═══ Records to process ═══
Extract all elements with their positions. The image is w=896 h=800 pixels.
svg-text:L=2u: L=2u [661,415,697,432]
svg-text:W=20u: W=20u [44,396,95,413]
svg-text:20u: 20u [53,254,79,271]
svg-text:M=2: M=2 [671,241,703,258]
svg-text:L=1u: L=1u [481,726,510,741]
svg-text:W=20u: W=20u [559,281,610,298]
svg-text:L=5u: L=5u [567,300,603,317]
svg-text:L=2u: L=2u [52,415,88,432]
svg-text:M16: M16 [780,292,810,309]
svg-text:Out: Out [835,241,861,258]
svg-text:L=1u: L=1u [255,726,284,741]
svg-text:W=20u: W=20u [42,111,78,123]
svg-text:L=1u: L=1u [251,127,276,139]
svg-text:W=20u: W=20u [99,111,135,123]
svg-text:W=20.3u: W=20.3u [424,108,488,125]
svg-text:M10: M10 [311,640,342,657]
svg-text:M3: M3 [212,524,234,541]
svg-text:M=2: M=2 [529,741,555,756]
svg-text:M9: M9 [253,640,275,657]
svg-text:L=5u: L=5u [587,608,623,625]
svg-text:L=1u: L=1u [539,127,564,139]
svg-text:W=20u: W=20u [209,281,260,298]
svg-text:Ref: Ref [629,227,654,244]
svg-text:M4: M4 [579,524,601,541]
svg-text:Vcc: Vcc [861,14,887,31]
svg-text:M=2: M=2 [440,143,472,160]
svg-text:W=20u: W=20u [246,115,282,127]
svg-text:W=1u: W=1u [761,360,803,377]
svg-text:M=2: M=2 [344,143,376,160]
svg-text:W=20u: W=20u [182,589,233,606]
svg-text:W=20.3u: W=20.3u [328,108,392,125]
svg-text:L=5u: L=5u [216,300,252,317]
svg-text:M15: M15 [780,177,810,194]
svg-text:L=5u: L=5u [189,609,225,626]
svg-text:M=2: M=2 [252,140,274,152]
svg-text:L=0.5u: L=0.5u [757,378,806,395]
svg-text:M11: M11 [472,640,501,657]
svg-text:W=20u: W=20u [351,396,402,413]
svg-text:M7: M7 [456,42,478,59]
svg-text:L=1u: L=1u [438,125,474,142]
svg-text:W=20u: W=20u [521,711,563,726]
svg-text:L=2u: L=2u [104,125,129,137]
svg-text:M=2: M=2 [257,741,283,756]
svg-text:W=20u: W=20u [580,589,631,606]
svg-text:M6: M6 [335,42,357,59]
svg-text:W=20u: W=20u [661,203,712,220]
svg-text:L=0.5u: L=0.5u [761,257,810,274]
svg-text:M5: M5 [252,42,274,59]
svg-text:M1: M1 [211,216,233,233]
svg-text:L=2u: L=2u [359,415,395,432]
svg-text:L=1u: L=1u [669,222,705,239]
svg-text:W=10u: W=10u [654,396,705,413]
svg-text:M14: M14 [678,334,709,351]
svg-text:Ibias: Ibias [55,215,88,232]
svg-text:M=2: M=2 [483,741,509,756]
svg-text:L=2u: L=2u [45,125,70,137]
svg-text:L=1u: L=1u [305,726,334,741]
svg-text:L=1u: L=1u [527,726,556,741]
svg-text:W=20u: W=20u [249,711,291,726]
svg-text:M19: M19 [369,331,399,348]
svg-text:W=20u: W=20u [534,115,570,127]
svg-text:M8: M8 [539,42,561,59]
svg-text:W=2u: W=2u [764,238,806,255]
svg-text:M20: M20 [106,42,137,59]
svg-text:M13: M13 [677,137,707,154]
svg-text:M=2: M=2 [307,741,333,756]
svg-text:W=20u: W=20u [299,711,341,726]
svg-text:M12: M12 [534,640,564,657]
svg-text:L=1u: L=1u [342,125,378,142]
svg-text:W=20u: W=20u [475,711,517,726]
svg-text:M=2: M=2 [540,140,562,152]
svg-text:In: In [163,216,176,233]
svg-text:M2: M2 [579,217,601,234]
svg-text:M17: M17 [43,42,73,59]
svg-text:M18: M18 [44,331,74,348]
═══
● **What the task asks**
Copy all of the data above line for line, without changing a single character.

● **Expected answer**
Extract all elements with their positions. The image is w=896 h=800 pixels.
svg-text:L=2u: L=2u [661,415,697,432]
svg-text:W=20u: W=20u [44,396,95,413]
svg-text:20u: 20u [53,254,79,271]
svg-text:M=2: M=2 [671,241,703,258]
svg-text:L=1u: L=1u [481,726,510,741]
svg-text:W=20u: W=20u [559,281,610,298]
svg-text:L=5u: L=5u [567,300,603,317]
svg-text:L=2u: L=2u [52,415,88,432]
svg-text:M16: M16 [780,292,810,309]
svg-text:Out: Out [835,241,861,258]
svg-text:L=1u: L=1u [255,726,284,741]
svg-text:W=20u: W=20u [42,111,78,123]
svg-text:L=1u: L=1u [251,127,276,139]
svg-text:W=20u: W=20u [99,111,135,123]
svg-text:W=20.3u: W=20.3u [424,108,488,125]
svg-text:M10: M10 [311,640,342,657]
svg-text:M3: M3 [212,524,234,541]
svg-text:M=2: M=2 [529,741,555,756]
svg-text:M9: M9 [253,640,275,657]
svg-text:L=5u: L=5u [587,608,623,625]
svg-text:L=1u: L=1u [539,127,564,139]
svg-text:W=20u: W=20u [209,281,260,298]
svg-text:Ref: Ref [629,227,654,244]
svg-text:M4: M4 [579,524,601,541]
svg-text:Vcc: Vcc [861,14,887,31]
svg-text:M=2: M=2 [440,143,472,160]
svg-text:W=20u: W=20u [246,115,282,127]
svg-text:W=1u: W=1u [761,360,803,377]
svg-text:M=2: M=2 [344,143,376,160]
svg-text:W=20u: W=20u [182,589,233,606]
svg-text:W=20.3u: W=20.3u [328,108,392,125]
svg-text:L=5u: L=5u [216,300,252,317]
svg-text:M15: M15 [780,177,810,194]
svg-text:L=5u: L=5u [189,609,225,626]
svg-text:M=2: M=2 [252,140,274,152]
svg-text:L=0.5u: L=0.5u [757,378,806,395]
svg-text:M11: M11 [472,640,501,657]
svg-text:W=20u: W=20u [351,396,402,413]
svg-text:M7: M7 [456,42,478,59]
svg-text:L=1u: L=1u [438,125,474,142]
svg-text:W=20u: W=20u [521,711,563,726]
svg-text:L=2u: L=2u [104,125,129,137]
svg-text:M=2: M=2 [257,741,283,756]
svg-text:W=20u: W=20u [580,589,631,606]
svg-text:M6: M6 [335,42,357,59]
svg-text:W=20u: W=20u [661,203,712,220]
svg-text:L=0.5u: L=0.5u [761,257,810,274]
svg-text:M5: M5 [252,42,274,59]
svg-text:M1: M1 [211,216,233,233]
svg-text:L=2u: L=2u [359,415,395,432]
svg-text:L=1u: L=1u [669,222,705,239]
svg-text:W=10u: W=10u [654,396,705,413]
svg-text:M14: M14 [678,334,709,351]
svg-text:Ibias: Ibias [55,215,88,232]
svg-text:M=2: M=2 [483,741,509,756]
svg-text:L=2u: L=2u [45,125,70,137]
svg-text:L=1u: L=1u [305,726,334,741]
svg-text:L=1u: L=1u [527,726,556,741]
svg-text:W=20u: W=20u [249,711,291,726]
svg-text:M19: M19 [369,331,399,348]
svg-text:W=20u: W=20u [534,115,570,127]
svg-text:M8: M8 [539,42,561,59]
svg-text:W=2u: W=2u [764,238,806,255]
svg-text:M20: M20 [106,42,137,59]
svg-text:M13: M13 [677,137,707,154]
svg-text:M=2: M=2 [307,741,333,756]
svg-text:W=20u: W=20u [299,711,341,726]
svg-text:M12: M12 [534,640,564,657]
svg-text:L=1u: L=1u [342,125,378,142]
svg-text:W=20u: W=20u [475,711,517,726]
svg-text:M=2: M=2 [540,140,562,152]
svg-text:In: In [163,216,176,233]
svg-text:M2: M2 [579,217,601,234]
svg-text:M17: M17 [43,42,73,59]
svg-text:M18: M18 [44,331,74,348]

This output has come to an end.